◆ Stated task:
Copy every record word for word.

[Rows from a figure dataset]

■ ■ ■ ■

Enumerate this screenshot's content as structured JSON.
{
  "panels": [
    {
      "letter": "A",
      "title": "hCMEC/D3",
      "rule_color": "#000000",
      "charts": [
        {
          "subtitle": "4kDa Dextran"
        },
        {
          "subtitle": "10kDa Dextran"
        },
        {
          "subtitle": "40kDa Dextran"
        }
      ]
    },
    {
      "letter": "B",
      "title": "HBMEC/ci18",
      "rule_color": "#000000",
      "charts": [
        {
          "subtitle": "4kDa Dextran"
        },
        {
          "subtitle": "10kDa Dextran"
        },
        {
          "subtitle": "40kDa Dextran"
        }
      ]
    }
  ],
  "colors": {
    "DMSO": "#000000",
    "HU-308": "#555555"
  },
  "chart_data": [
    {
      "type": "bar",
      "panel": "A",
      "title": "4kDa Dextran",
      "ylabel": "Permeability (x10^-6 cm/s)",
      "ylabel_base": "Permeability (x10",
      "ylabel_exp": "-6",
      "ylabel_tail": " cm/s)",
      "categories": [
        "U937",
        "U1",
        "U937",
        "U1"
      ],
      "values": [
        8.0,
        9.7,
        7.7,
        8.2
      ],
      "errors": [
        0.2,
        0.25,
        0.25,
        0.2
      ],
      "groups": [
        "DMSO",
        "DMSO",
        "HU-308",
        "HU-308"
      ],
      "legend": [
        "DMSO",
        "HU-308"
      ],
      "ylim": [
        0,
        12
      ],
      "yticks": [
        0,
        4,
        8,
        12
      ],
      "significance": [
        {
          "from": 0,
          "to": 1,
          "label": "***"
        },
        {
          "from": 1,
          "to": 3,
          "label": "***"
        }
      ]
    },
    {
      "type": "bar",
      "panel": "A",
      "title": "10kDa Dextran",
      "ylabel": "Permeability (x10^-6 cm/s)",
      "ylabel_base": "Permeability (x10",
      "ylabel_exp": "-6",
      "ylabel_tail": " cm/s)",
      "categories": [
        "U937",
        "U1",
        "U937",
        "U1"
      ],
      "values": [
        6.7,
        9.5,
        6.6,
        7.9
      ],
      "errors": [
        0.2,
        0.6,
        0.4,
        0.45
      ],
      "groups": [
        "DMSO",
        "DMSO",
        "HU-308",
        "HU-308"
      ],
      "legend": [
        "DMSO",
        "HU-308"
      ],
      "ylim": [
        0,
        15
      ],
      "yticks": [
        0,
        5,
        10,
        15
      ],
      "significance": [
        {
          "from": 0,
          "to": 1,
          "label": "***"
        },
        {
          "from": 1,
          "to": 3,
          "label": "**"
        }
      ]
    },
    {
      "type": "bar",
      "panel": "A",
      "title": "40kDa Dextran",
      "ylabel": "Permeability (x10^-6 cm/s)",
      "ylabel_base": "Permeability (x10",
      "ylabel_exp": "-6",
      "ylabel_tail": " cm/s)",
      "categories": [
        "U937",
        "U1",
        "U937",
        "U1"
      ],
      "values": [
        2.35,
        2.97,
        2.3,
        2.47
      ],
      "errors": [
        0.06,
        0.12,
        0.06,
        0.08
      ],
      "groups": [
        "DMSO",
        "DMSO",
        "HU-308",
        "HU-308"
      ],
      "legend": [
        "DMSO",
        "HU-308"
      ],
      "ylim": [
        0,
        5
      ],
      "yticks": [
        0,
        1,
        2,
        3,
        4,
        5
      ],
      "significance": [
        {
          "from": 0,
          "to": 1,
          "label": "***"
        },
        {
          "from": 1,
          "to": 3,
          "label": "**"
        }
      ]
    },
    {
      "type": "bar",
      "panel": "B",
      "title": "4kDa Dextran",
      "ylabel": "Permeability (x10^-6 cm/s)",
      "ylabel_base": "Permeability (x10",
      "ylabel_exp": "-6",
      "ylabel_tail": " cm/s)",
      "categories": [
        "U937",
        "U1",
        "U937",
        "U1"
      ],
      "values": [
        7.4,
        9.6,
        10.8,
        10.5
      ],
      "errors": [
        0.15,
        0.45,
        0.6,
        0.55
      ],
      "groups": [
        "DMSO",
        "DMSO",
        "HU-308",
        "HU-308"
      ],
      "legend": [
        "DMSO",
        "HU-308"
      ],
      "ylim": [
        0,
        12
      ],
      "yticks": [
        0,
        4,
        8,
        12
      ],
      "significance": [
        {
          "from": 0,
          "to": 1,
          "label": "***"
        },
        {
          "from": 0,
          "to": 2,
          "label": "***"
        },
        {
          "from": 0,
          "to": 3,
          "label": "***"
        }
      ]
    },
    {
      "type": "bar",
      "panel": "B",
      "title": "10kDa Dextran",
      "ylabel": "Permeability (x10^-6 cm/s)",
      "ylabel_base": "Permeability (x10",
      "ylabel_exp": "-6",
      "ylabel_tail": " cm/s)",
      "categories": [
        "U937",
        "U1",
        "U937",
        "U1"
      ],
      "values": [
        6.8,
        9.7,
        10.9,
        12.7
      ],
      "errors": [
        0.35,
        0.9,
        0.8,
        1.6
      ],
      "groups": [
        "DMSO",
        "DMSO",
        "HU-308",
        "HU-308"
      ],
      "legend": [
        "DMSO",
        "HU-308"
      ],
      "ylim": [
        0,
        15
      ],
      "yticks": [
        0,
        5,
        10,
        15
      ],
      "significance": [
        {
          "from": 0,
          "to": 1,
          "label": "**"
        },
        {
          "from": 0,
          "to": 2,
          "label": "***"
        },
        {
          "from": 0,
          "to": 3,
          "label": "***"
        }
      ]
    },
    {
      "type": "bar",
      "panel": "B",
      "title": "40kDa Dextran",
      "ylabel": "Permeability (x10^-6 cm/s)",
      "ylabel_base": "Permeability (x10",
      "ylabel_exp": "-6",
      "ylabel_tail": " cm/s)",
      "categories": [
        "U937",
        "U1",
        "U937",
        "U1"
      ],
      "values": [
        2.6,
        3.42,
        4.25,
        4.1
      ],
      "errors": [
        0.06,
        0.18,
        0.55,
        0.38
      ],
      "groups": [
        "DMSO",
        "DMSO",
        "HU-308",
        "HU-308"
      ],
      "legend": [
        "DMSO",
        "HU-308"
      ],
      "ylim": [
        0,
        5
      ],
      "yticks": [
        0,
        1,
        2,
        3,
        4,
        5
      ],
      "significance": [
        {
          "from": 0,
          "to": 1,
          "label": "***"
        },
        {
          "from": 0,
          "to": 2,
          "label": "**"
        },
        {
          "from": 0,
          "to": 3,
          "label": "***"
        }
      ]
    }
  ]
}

■ ■ ■ ■

◆ Correct response:
Enumerate this screenshot's content as structured JSON.
{
  "panels": [
    {
      "letter": "A",
      "title": "hCMEC/D3",
      "rule_color": "#000000",
      "charts": [
        {
          "subtitle": "4kDa Dextran"
        },
        {
          "subtitle": "10kDa Dextran"
        },
        {
          "subtitle": "40kDa Dextran"
        }
      ]
    },
    {
      "letter": "B",
      "title": "HBMEC/ci18",
      "rule_color": "#000000",
      "charts": [
        {
          "subtitle": "4kDa Dextran"
        },
        {
          "subtitle": "10kDa Dextran"
        },
        {
          "subtitle": "40kDa Dextran"
        }
      ]
    }
  ],
  "colors": {
    "DMSO": "#000000",
    "HU-308": "#555555"
  },
  "chart_data": [
    {
      "type": "bar",
      "panel": "A",
      "title": "4kDa Dextran",
      "ylabel": "Permeability (x10^-6 cm/s)",
      "ylabel_base": "Permeability (x10",
      "ylabel_exp": "-6",
      "ylabel_tail": " cm/s)",
      "categories": [
        "U937",
        "U1",
        "U937",
        "U1"
      ],
      "values": [
        8.0,
        9.7,
        7.7,
        8.2
      ],
      "errors": [
        0.2,
        0.25,
        0.25,
        0.2
      ],
      "groups": [
        "DMSO",
        "DMSO",
        "HU-308",
        "HU-308"
      ],
      "legend": [
        "DMSO",
        "HU-308"
      ],
      "ylim": [
        0,
        12
      ],
      "yticks": [
        0,
        4,
        8,
        12
      ],
      "significance": [
        {
          "from": 0,
          "to": 1,
          "label": "***"
        },
        {
          "from": 1,
          "to": 3,
          "label": "***"
        }
      ]
    },
    {
      "type": "bar",
      "panel": "A",
      "title": "10kDa Dextran",
      "ylabel": "Permeability (x10^-6 cm/s)",
      "ylabel_base": "Permeability (x10",
      "ylabel_exp": "-6",
      "ylabel_tail": " cm/s)",
      "categories": [
        "U937",
        "U1",
        "U937",
        "U1"
      ],
      "values": [
        6.7,
        9.5,
        6.6,
        7.9
      ],
      "errors": [
        0.2,
        0.6,
        0.4,
        0.45
      ],
      "groups": [
        "DMSO",
        "DMSO",
        "HU-308",
        "HU-308"
      ],
      "legend": [
        "DMSO",
        "HU-308"
      ],
      "ylim": [
        0,
        15
      ],
      "yticks": [
        0,
        5,
        10,
        15
      ],
      "significance": [
        {
          "from": 0,
          "to": 1,
          "label": "***"
        },
        {
          "from": 1,
          "to": 3,
          "label": "**"
        }
      ]
    },
    {
      "type": "bar",
      "panel": "A",
      "title": "40kDa Dextran",
      "ylabel": "Permeability (x10^-6 cm/s)",
      "ylabel_base": "Permeability (x10",
      "ylabel_exp": "-6",
      "ylabel_tail": " cm/s)",
      "categories": [
        "U937",
        "U1",
        "U937",
        "U1"
      ],
      "values": [
        2.35,
        2.97,
        2.3,
        2.47
      ],
      "errors": [
        0.06,
        0.12,
        0.06,
        0.08
      ],
      "groups": [
        "DMSO",
        "DMSO",
        "HU-308",
        "HU-308"
      ],
      "legend": [
        "DMSO",
        "HU-308"
      ],
      "ylim": [
        0,
        5
      ],
      "yticks": [
        0,
        1,
        2,
        3,
        4,
        5
      ],
      "significance": [
        {
          "from": 0,
          "to": 1,
          "label": "***"
        },
        {
          "from": 1,
          "to": 3,
          "label": "**"
        }
      ]
    },
    {
      "type": "bar",
      "panel": "B",
      "title": "4kDa Dextran",
      "ylabel": "Permeability (x10^-6 cm/s)",
      "ylabel_base": "Permeability (x10",
      "ylabel_exp": "-6",
      "ylabel_tail": " cm/s)",
      "categories": [
        "U937",
        "U1",
        "U937",
        "U1"
      ],
      "values": [
        7.4,
        9.6,
        10.8,
        10.5
      ],
      "errors": [
        0.15,
        0.45,
        0.6,
        0.55
      ],
      "groups": [
        "DMSO",
        "DMSO",
        "HU-308",
        "HU-308"
      ],
      "legend": [
        "DMSO",
        "HU-308"
      ],
      "ylim": [
        0,
        12
      ],
      "yticks": [
        0,
        4,
        8,
        12
      ],
      "significance": [
        {
          "from": 0,
          "to": 1,
          "label": "***"
        },
        {
          "from": 0,
          "to": 2,
          "label": "***"
        },
        {
          "from": 0,
          "to": 3,
          "label": "***"
        }
      ]
    },
    {
      "type": "bar",
      "panel": "B",
      "title": "10kDa Dextran",
      "ylabel": "Permeability (x10^-6 cm/s)",
      "ylabel_base": "Permeability (x10",
      "ylabel_exp": "-6",
      "ylabel_tail": " cm/s)",
      "categories": [
        "U937",
        "U1",
        "U937",
        "U1"
      ],
      "values": [
        6.8,
        9.7,
        10.9,
        12.7
      ],
      "errors": [
        0.35,
        0.9,
        0.8,
        1.6
      ],
      "groups": [
        "DMSO",
        "DMSO",
        "HU-308",
        "HU-308"
      ],
      "legend": [
        "DMSO",
        "HU-308"
      ],
      "ylim": [
        0,
        15
      ],
      "yticks": [
        0,
        5,
        10,
        15
      ],
      "significance": [
        {
          "from": 0,
          "to": 1,
          "label": "**"
        },
        {
          "from": 0,
          "to": 2,
          "label": "***"
        },
        {
          "from": 0,
          "to": 3,
          "label": "***"
        }
      ]
    },
    {
      "type": "bar",
      "panel": "B",
      "title": "40kDa Dextran",
      "ylabel": "Permeability (x10^-6 cm/s)",
      "ylabel_base": "Permeability (x10",
      "ylabel_exp": "-6",
      "ylabel_tail": " cm/s)",
      "categories": [
        "U937",
        "U1",
        "U937",
        "U1"
      ],
      "values": [
        2.6,
        3.42,
        4.25,
        4.1
      ],
      "errors": [
        0.06,
        0.18,
        0.55,
        0.38
      ],
      "groups": [
        "DMSO",
        "DMSO",
        "HU-308",
        "HU-308"
      ],
      "legend": [
        "DMSO",
        "HU-308"
      ],
      "ylim": [
        0,
        5
      ],
      "yticks": [
        0,
        1,
        2,
        3,
        4,
        5
      ],
      "significance": [
        {
          "from": 0,
          "to": 1,
          "label": "***"
        },
        {
          "from": 0,
          "to": 2,
          "label": "**"
        },
        {
          "from": 0,
          "to": 3,
          "label": "***"
        }
      ]
    }
  ]
}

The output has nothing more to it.